Direction
You are to retype all of the data exactly as it appears.

-- start Records provided --

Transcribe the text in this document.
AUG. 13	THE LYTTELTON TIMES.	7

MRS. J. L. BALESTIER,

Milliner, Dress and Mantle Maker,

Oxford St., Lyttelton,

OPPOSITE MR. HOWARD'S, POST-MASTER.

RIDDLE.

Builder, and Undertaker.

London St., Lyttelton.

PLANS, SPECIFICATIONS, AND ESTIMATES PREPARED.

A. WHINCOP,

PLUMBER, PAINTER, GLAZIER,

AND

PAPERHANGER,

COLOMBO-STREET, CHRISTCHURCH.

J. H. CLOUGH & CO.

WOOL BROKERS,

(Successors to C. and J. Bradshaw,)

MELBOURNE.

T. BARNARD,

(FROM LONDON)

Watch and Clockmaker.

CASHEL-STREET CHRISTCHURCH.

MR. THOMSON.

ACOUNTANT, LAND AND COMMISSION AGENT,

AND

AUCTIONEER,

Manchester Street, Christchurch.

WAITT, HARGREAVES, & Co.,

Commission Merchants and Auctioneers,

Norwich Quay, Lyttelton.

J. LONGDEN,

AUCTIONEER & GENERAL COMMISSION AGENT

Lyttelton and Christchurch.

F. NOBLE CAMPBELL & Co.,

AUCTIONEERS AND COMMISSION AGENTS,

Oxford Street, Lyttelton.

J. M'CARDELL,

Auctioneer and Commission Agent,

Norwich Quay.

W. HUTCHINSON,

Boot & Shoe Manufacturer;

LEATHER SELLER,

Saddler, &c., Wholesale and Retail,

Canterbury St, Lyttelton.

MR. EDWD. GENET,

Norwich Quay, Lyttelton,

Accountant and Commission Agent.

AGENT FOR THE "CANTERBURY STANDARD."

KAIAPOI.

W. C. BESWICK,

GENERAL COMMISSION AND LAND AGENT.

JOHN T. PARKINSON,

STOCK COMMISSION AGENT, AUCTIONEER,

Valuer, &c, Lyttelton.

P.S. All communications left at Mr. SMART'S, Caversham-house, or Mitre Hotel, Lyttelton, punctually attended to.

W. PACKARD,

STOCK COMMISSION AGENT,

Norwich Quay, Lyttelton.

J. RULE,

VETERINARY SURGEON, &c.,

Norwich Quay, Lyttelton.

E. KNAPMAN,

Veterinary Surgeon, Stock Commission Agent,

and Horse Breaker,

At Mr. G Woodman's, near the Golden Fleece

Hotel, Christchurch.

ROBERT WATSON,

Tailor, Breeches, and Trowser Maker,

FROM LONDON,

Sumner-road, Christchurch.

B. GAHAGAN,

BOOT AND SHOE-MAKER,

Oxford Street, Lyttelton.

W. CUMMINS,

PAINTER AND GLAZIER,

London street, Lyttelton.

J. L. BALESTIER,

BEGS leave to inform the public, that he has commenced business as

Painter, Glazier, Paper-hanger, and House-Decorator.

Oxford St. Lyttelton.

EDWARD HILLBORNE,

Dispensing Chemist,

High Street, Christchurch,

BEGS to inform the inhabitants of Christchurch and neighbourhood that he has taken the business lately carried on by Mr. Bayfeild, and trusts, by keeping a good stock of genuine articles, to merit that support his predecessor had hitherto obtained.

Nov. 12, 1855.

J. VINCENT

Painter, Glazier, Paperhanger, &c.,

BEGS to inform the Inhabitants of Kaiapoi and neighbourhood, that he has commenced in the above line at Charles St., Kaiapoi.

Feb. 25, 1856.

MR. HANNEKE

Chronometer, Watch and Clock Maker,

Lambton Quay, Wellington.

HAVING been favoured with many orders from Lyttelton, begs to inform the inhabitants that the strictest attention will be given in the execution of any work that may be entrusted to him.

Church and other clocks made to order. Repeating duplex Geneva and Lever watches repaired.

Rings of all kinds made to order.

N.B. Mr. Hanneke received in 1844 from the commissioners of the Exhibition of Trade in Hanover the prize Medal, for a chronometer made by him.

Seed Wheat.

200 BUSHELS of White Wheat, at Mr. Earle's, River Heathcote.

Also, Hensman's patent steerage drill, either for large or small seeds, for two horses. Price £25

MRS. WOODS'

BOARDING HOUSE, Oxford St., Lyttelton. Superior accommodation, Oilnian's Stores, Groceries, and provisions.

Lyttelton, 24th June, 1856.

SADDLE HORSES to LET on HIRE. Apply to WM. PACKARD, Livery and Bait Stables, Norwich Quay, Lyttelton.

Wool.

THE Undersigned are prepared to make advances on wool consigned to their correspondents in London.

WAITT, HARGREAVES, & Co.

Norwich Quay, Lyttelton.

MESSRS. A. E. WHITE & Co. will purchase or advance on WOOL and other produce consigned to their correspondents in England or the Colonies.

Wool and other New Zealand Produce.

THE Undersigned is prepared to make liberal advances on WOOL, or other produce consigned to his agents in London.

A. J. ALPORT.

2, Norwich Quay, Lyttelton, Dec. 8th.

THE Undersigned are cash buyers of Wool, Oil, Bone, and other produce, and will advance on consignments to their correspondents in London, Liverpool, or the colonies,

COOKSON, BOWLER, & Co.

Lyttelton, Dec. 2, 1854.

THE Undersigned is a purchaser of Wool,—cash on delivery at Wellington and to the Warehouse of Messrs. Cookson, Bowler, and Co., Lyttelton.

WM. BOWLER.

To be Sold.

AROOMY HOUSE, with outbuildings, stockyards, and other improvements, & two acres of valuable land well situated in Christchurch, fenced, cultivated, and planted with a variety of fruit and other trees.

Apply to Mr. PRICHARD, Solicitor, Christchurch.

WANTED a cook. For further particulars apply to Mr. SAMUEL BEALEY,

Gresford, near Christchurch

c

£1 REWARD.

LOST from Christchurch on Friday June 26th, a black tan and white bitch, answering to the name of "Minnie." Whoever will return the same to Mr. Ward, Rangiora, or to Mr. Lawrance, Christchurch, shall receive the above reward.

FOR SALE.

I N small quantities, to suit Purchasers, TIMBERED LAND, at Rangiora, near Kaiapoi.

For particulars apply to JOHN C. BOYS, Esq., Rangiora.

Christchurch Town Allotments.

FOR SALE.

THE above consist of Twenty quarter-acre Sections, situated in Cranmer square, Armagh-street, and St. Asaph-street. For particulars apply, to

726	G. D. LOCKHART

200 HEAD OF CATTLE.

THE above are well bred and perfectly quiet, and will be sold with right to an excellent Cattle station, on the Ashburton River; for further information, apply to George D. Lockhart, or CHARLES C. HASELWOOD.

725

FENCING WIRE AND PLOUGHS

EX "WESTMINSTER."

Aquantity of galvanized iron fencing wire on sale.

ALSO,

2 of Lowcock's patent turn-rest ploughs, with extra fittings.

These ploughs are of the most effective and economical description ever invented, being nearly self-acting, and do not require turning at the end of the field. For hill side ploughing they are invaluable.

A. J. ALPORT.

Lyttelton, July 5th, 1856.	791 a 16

-- end Records provided --

Written solution
Transcribe the text in this document.
AUG. 13	THE LYTTELTON TIMES.	7

MRS. J. L. BALESTIER,

Milliner, Dress and Mantle Maker,

Oxford St., Lyttelton,

OPPOSITE MR. HOWARD'S, POST-MASTER.

RIDDLE.

Builder, and Undertaker.

London St., Lyttelton.

PLANS, SPECIFICATIONS, AND ESTIMATES PREPARED.

A. WHINCOP,

PLUMBER, PAINTER, GLAZIER,

AND

PAPERHANGER,

COLOMBO-STREET, CHRISTCHURCH.

J. H. CLOUGH & CO.

WOOL BROKERS,

(Successors to C. and J. Bradshaw,)

MELBOURNE.

T. BARNARD,

(FROM LONDON)

Watch and Clockmaker.

CASHEL-STREET CHRISTCHURCH.

MR. THOMSON.

ACOUNTANT, LAND AND COMMISSION AGENT,

AND

AUCTIONEER,

Manchester Street, Christchurch.

WAITT, HARGREAVES, & Co.,

Commission Merchants and Auctioneers,

Norwich Quay, Lyttelton.

J. LONGDEN,

AUCTIONEER & GENERAL COMMISSION AGENT

Lyttelton and Christchurch.

F. NOBLE CAMPBELL & Co.,

AUCTIONEERS AND COMMISSION AGENTS,

Oxford Street, Lyttelton.

J. M'CARDELL,

Auctioneer and Commission Agent,

Norwich Quay.

W. HUTCHINSON,

Boot & Shoe Manufacturer;

LEATHER SELLER,

Saddler, &c., Wholesale and Retail,

Canterbury St, Lyttelton.

MR. EDWD. GENET,

Norwich Quay, Lyttelton,

Accountant and Commission Agent.

AGENT FOR THE "CANTERBURY STANDARD."

KAIAPOI.

W. C. BESWICK,

GENERAL COMMISSION AND LAND AGENT.

JOHN T. PARKINSON,

STOCK COMMISSION AGENT, AUCTIONEER,

Valuer, &c, Lyttelton.

P.S. All communications left at Mr. SMART'S, Caversham-house, or Mitre Hotel, Lyttelton, punctually attended to.

W. PACKARD,

STOCK COMMISSION AGENT,

Norwich Quay, Lyttelton.

J. RULE,

VETERINARY SURGEON, &c.,

Norwich Quay, Lyttelton.

E. KNAPMAN,

Veterinary Surgeon, Stock Commission Agent,

and Horse Breaker,

At Mr. G Woodman's, near the Golden Fleece

Hotel, Christchurch.

ROBERT WATSON,

Tailor, Breeches, and Trowser Maker,

FROM LONDON,

Sumner-road, Christchurch.

B. GAHAGAN,

BOOT AND SHOE-MAKER,

Oxford Street, Lyttelton.

W. CUMMINS,

PAINTER AND GLAZIER,

London street, Lyttelton.

J. L. BALESTIER,

BEGS leave to inform the public, that he has commenced business as

Painter, Glazier, Paper-hanger, and House-Decorator.

Oxford St. Lyttelton.

EDWARD HILLBORNE,

Dispensing Chemist,

High Street, Christchurch,

BEGS to inform the inhabitants of Christchurch and neighbourhood that he has taken the business lately carried on by Mr. Bayfeild, and trusts, by keeping a good stock of genuine articles, to merit that support his predecessor had hitherto obtained.

Nov. 12, 1855.

J. VINCENT

Painter, Glazier, Paperhanger, &c.,

BEGS to inform the Inhabitants of Kaiapoi and neighbourhood, that he has commenced in the above line at Charles St., Kaiapoi.

Feb. 25, 1856.

MR. HANNEKE

Chronometer, Watch and Clock Maker,

Lambton Quay, Wellington.

HAVING been favoured with many orders from Lyttelton, begs to inform the inhabitants that the strictest attention will be given in the execution of any work that may be entrusted to him.

Church and other clocks made to order. Repeating duplex Geneva and Lever watches repaired.

Rings of all kinds made to order.

N.B. Mr. Hanneke received in 1844 from the commissioners of the Exhibition of Trade in Hanover the prize Medal, for a chronometer made by him.

Seed Wheat.

200 BUSHELS of White Wheat, at Mr. Earle's, River Heathcote.

Also, Hensman's patent steerage drill, either for large or small seeds, for two horses. Price £25

MRS. WOODS'

BOARDING HOUSE, Oxford St., Lyttelton. Superior accommodation, Oilnian's Stores, Groceries, and provisions.

Lyttelton, 24th June, 1856.

SADDLE HORSES to LET on HIRE. Apply to WM. PACKARD, Livery and Bait Stables, Norwich Quay, Lyttelton.

Wool.

THE Undersigned are prepared to make advances on wool consigned to their correspondents in London.

WAITT, HARGREAVES, & Co.

Norwich Quay, Lyttelton.

MESSRS. A. E. WHITE & Co. will purchase or advance on WOOL and other produce consigned to their correspondents in England or the Colonies.

Wool and other New Zealand Produce.

THE Undersigned is prepared to make liberal advances on WOOL, or other produce consigned to his agents in London.

A. J. ALPORT.

2, Norwich Quay, Lyttelton, Dec. 8th.

THE Undersigned are cash buyers of Wool, Oil, Bone, and other produce, and will advance on consignments to their correspondents in London, Liverpool, or the colonies,

COOKSON, BOWLER, & Co.

Lyttelton, Dec. 2, 1854.

THE Undersigned is a purchaser of Wool,—cash on delivery at Wellington and to the Warehouse of Messrs. Cookson, Bowler, and Co., Lyttelton.

WM. BOWLER.

To be Sold.

AROOMY HOUSE, with outbuildings, stockyards, and other improvements, & two acres of valuable land well situated in Christchurch, fenced, cultivated, and planted with a variety of fruit and other trees.

Apply to Mr. PRICHARD, Solicitor, Christchurch.

WANTED a cook. For further particulars apply to Mr. SAMUEL BEALEY,

Gresford, near Christchurch

c

£1 REWARD.

LOST from Christchurch on Friday June 26th, a black tan and white bitch, answering to the name of "Minnie." Whoever will return the same to Mr. Ward, Rangiora, or to Mr. Lawrance, Christchurch, shall receive the above reward.

FOR SALE.

I N small quantities, to suit Purchasers, TIMBERED LAND, at Rangiora, near Kaiapoi.

For particulars apply to JOHN C. BOYS, Esq., Rangiora.

Christchurch Town Allotments.

FOR SALE.

THE above consist of Twenty quarter-acre Sections, situated in Cranmer square, Armagh-street, and St. Asaph-street. For particulars apply, to

726	G. D. LOCKHART

200 HEAD OF CATTLE.

THE above are well bred and perfectly quiet, and will be sold with right to an excellent Cattle station, on the Ashburton River; for further information, apply to George D. Lockhart, or CHARLES C. HASELWOOD.

725

FENCING WIRE AND PLOUGHS

EX "WESTMINSTER."

Aquantity of galvanized iron fencing wire on sale.

ALSO,

2 of Lowcock's patent turn-rest ploughs, with extra fittings.

These ploughs are of the most effective and economical description ever invented, being nearly self-acting, and do not require turning at the end of the field. For hill side ploughing they are invaluable.

A. J. ALPORT.

Lyttelton, July 5th, 1856.	791 a 16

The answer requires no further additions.